**INSTRUCTIONS FOR THE TASK**
Quote, verbatim, all material below, without pictures.

**Figure record listings**
+---+

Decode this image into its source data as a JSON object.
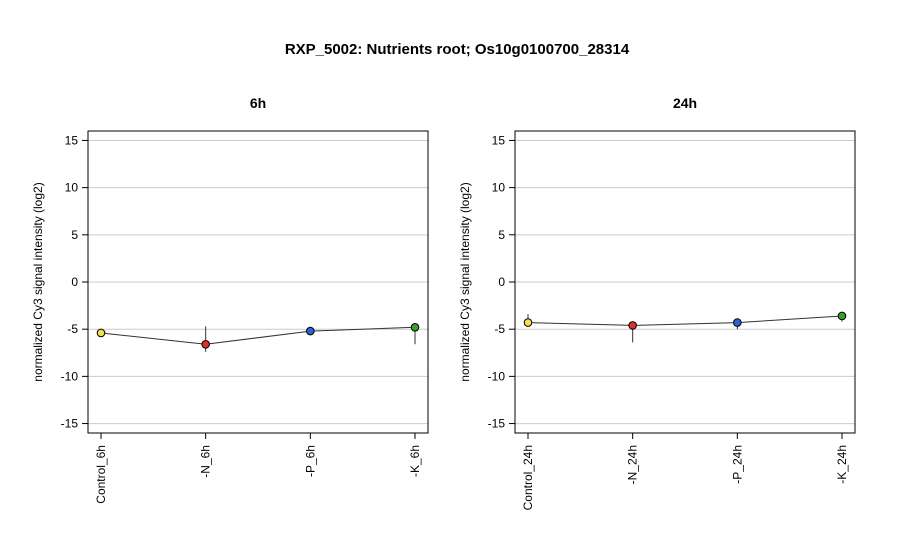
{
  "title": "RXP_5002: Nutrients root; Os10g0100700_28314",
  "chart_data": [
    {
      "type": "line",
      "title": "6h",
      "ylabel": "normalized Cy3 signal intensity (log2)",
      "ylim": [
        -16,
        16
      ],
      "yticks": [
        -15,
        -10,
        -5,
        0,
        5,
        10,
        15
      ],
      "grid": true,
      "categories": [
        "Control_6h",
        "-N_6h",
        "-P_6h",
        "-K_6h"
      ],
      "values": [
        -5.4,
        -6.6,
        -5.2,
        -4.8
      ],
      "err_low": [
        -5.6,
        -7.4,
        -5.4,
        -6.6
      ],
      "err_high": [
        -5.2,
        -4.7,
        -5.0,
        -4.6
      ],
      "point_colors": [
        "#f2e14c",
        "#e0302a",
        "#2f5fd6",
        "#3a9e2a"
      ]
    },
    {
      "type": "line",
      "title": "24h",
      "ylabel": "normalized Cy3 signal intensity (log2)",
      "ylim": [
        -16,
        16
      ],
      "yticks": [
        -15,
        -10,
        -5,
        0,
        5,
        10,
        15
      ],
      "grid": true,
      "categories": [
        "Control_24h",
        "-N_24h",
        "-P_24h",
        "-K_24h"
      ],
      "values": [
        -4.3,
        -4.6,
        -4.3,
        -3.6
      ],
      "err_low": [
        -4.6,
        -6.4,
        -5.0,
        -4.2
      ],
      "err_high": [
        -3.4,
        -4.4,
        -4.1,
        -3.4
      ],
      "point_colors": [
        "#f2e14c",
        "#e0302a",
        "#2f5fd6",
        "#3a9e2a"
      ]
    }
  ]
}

+---+

**FULL OUTPUT**
Decode this image into its source data as a JSON object.
{
  "title": "RXP_5002: Nutrients root; Os10g0100700_28314",
  "chart_data": [
    {
      "type": "line",
      "title": "6h",
      "ylabel": "normalized Cy3 signal intensity (log2)",
      "ylim": [
        -16,
        16
      ],
      "yticks": [
        -15,
        -10,
        -5,
        0,
        5,
        10,
        15
      ],
      "grid": true,
      "categories": [
        "Control_6h",
        "-N_6h",
        "-P_6h",
        "-K_6h"
      ],
      "values": [
        -5.4,
        -6.6,
        -5.2,
        -4.8
      ],
      "err_low": [
        -5.6,
        -7.4,
        -5.4,
        -6.6
      ],
      "err_high": [
        -5.2,
        -4.7,
        -5.0,
        -4.6
      ],
      "point_colors": [
        "#f2e14c",
        "#e0302a",
        "#2f5fd6",
        "#3a9e2a"
      ]
    },
    {
      "type": "line",
      "title": "24h",
      "ylabel": "normalized Cy3 signal intensity (log2)",
      "ylim": [
        -16,
        16
      ],
      "yticks": [
        -15,
        -10,
        -5,
        0,
        5,
        10,
        15
      ],
      "grid": true,
      "categories": [
        "Control_24h",
        "-N_24h",
        "-P_24h",
        "-K_24h"
      ],
      "values": [
        -4.3,
        -4.6,
        -4.3,
        -3.6
      ],
      "err_low": [
        -4.6,
        -6.4,
        -5.0,
        -4.2
      ],
      "err_high": [
        -3.4,
        -4.4,
        -4.1,
        -3.4
      ],
      "point_colors": [
        "#f2e14c",
        "#e0302a",
        "#2f5fd6",
        "#3a9e2a"
      ]
    }
  ]
}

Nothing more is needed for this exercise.